**Instruction**
Find the lines that hold "Response". Report only how many there are.
— START OF Provided information —
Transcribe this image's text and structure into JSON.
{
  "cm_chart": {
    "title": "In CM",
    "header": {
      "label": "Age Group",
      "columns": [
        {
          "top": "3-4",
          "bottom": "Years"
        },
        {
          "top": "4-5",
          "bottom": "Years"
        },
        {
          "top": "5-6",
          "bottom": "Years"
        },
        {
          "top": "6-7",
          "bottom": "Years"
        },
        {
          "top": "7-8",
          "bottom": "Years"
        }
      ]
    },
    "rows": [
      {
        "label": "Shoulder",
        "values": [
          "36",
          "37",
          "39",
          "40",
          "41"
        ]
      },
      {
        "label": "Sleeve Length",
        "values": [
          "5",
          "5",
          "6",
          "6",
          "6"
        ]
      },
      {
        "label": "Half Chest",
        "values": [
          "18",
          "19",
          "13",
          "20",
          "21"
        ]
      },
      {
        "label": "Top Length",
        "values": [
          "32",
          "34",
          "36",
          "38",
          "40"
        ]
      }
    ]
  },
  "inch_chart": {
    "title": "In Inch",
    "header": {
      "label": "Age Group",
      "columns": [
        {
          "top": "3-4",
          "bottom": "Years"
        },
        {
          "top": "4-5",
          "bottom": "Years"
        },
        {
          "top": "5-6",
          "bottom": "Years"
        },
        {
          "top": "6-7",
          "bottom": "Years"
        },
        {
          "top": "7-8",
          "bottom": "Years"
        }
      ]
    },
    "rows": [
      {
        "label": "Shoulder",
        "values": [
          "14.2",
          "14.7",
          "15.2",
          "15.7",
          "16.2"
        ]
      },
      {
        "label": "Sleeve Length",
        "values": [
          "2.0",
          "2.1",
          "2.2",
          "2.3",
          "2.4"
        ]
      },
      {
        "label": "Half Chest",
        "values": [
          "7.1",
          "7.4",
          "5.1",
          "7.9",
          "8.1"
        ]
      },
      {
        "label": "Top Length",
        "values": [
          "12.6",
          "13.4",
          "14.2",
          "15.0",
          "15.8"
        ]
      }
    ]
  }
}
— END OF Provided information —
— START OF Provided information —
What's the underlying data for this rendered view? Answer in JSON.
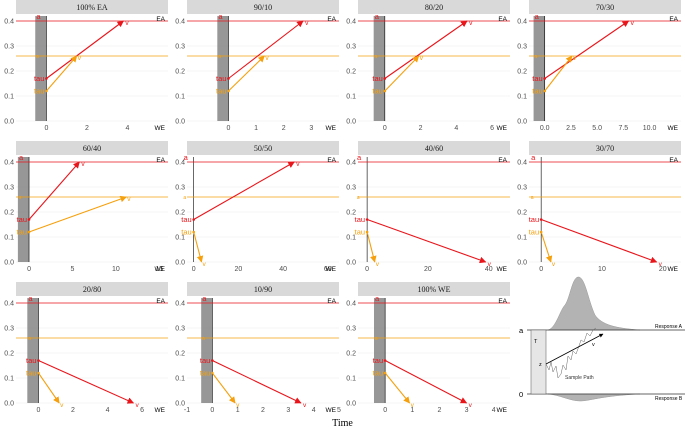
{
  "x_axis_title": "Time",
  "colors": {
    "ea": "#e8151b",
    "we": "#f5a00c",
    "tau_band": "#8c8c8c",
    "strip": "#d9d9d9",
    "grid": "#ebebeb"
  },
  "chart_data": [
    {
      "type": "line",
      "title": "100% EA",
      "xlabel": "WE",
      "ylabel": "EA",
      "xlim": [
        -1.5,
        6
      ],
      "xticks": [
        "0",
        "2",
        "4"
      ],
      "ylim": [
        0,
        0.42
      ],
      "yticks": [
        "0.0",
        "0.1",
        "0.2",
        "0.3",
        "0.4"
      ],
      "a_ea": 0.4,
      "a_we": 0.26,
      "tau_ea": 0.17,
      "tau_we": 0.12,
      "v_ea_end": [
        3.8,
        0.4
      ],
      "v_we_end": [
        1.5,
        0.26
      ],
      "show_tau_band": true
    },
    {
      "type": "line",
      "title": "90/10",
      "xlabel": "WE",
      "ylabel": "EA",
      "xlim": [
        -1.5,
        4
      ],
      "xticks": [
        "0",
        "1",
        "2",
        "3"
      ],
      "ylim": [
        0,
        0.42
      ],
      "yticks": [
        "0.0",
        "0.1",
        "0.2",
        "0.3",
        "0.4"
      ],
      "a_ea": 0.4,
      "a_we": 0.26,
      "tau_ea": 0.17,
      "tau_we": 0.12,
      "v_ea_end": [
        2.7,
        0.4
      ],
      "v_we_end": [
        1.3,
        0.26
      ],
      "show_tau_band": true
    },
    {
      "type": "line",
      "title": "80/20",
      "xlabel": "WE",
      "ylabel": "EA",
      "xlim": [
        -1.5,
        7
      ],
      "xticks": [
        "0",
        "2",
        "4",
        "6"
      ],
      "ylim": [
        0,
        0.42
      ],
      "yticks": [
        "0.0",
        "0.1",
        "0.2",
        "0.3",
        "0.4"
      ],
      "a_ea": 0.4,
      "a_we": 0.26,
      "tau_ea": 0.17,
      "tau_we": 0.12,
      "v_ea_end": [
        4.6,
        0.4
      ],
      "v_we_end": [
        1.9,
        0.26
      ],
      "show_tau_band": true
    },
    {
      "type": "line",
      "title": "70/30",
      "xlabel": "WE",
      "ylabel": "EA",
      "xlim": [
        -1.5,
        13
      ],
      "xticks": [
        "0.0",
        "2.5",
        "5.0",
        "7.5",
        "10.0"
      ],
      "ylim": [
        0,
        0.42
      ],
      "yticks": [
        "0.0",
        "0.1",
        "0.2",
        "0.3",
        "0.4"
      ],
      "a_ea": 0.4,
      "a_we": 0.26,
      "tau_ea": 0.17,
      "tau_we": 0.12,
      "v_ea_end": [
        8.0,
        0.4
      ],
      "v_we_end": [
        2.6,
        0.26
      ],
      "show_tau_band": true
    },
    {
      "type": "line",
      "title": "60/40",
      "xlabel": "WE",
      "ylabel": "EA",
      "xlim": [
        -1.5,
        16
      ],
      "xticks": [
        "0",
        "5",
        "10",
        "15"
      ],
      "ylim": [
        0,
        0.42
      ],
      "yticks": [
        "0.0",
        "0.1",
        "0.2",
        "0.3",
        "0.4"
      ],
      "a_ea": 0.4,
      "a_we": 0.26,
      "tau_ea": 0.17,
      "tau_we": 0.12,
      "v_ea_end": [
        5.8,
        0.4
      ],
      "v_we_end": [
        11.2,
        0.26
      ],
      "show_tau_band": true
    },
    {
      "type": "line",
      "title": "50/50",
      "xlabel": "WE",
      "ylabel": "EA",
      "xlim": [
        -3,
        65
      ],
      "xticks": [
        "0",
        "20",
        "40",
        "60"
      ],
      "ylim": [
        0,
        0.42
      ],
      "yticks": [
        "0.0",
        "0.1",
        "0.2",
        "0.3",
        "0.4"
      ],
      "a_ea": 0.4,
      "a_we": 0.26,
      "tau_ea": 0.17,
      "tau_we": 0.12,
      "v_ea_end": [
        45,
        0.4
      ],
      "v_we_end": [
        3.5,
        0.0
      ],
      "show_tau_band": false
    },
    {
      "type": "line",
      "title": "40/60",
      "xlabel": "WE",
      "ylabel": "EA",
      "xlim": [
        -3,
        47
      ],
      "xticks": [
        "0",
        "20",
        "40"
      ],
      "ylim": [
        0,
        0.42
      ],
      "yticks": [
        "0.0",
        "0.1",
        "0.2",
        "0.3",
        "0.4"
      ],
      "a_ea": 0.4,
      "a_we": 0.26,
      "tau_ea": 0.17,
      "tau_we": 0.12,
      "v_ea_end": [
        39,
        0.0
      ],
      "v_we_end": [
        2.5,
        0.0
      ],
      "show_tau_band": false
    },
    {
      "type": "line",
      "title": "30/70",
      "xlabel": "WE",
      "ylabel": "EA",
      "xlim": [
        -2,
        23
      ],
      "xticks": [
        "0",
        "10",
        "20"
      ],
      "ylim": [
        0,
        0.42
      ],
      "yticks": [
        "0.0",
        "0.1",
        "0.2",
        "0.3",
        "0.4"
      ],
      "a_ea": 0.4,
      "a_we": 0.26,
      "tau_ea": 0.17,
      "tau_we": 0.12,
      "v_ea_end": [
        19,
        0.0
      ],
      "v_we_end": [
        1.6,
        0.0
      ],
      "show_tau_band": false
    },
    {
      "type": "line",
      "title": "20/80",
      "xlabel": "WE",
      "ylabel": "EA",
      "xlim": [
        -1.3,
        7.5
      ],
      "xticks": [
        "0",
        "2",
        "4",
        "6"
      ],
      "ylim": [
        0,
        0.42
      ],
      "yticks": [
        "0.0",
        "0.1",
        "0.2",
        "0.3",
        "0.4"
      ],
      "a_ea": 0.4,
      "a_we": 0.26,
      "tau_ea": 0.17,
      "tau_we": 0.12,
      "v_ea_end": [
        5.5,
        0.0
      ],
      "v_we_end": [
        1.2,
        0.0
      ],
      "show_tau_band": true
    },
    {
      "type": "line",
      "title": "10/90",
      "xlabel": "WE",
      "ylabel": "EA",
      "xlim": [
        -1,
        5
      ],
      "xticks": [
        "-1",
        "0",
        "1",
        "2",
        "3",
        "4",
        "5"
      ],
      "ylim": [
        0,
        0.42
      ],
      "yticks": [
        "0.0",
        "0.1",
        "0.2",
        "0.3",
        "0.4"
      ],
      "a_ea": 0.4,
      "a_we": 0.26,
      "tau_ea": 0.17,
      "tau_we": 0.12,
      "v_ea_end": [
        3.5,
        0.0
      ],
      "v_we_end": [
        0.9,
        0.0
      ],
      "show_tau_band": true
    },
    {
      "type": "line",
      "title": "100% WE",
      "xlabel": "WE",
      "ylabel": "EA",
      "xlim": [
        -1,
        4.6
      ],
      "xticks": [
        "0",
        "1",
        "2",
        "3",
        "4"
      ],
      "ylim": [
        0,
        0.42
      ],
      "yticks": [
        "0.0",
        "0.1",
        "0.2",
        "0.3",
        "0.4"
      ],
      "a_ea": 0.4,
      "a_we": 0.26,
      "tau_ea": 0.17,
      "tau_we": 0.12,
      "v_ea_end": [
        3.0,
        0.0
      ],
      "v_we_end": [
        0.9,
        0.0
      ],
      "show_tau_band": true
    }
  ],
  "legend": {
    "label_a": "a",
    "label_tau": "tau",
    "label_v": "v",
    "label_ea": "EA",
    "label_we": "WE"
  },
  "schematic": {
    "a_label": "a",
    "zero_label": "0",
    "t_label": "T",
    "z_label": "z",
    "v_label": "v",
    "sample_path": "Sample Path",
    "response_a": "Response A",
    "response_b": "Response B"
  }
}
— END OF Provided information —
**Result of this task**
2